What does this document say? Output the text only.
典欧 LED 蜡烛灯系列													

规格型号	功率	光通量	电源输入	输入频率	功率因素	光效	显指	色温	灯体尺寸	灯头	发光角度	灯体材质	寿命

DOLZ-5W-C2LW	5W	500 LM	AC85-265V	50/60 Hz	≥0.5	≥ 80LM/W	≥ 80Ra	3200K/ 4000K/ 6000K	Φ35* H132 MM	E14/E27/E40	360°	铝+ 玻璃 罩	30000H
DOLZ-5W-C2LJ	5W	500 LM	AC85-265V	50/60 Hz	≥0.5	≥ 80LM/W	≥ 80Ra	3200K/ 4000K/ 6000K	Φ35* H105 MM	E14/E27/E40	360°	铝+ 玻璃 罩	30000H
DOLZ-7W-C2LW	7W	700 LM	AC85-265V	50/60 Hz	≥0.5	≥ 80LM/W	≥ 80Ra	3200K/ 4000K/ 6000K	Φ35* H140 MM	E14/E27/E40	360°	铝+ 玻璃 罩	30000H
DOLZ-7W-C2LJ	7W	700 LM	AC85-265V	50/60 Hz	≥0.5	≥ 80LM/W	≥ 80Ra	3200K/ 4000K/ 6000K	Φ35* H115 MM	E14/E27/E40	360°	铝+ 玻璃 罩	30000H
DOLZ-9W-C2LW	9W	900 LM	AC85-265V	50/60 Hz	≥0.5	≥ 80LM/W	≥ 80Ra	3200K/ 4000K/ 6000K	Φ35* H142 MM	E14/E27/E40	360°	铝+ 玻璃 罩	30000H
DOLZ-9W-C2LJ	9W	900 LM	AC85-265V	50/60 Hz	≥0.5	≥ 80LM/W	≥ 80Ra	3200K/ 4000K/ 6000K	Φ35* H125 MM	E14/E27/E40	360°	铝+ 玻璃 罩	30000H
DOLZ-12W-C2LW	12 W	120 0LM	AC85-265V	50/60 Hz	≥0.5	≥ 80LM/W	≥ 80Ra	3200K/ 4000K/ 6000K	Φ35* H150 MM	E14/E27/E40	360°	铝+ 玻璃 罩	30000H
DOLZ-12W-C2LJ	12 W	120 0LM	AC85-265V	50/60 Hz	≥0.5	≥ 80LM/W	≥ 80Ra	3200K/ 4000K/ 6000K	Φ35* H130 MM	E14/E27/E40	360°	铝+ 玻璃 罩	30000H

#### TASK PROMPT
Quote the material exactly, leaving nothing out.

#### TASK SOLUTION
What does this document say? Output the text only.
典欧 LED 蜡烛灯系列													

规格型号	功率	光通量	电源输入	输入频率	功率因素	光效	显指	色温	灯体尺寸	灯头	发光角度	灯体材质	寿命

DOLZ-5W-C2LW	5W	500 LM	AC85-265V	50/60 Hz	≥0.5	≥ 80LM/W	≥ 80Ra	3200K/ 4000K/ 6000K	Φ35* H132 MM	E14/E27/E40	360°	铝+ 玻璃 罩	30000H
DOLZ-5W-C2LJ	5W	500 LM	AC85-265V	50/60 Hz	≥0.5	≥ 80LM/W	≥ 80Ra	3200K/ 4000K/ 6000K	Φ35* H105 MM	E14/E27/E40	360°	铝+ 玻璃 罩	30000H
DOLZ-7W-C2LW	7W	700 LM	AC85-265V	50/60 Hz	≥0.5	≥ 80LM/W	≥ 80Ra	3200K/ 4000K/ 6000K	Φ35* H140 MM	E14/E27/E40	360°	铝+ 玻璃 罩	30000H
DOLZ-7W-C2LJ	7W	700 LM	AC85-265V	50/60 Hz	≥0.5	≥ 80LM/W	≥ 80Ra	3200K/ 4000K/ 6000K	Φ35* H115 MM	E14/E27/E40	360°	铝+ 玻璃 罩	30000H
DOLZ-9W-C2LW	9W	900 LM	AC85-265V	50/60 Hz	≥0.5	≥ 80LM/W	≥ 80Ra	3200K/ 4000K/ 6000K	Φ35* H142 MM	E14/E27/E40	360°	铝+ 玻璃 罩	30000H
DOLZ-9W-C2LJ	9W	900 LM	AC85-265V	50/60 Hz	≥0.5	≥ 80LM/W	≥ 80Ra	3200K/ 4000K/ 6000K	Φ35* H125 MM	E14/E27/E40	360°	铝+ 玻璃 罩	30000H
DOLZ-12W-C2LW	12 W	120 0LM	AC85-265V	50/60 Hz	≥0.5	≥ 80LM/W	≥ 80Ra	3200K/ 4000K/ 6000K	Φ35* H150 MM	E14/E27/E40	360°	铝+ 玻璃 罩	30000H
DOLZ-12W-C2LJ	12 W	120 0LM	AC85-265V	50/60 Hz	≥0.5	≥ 80LM/W	≥ 80Ra	3200K/ 4000K/ 6000K	Φ35* H130 MM	E14/E27/E40	360°	铝+ 玻璃 罩	30000H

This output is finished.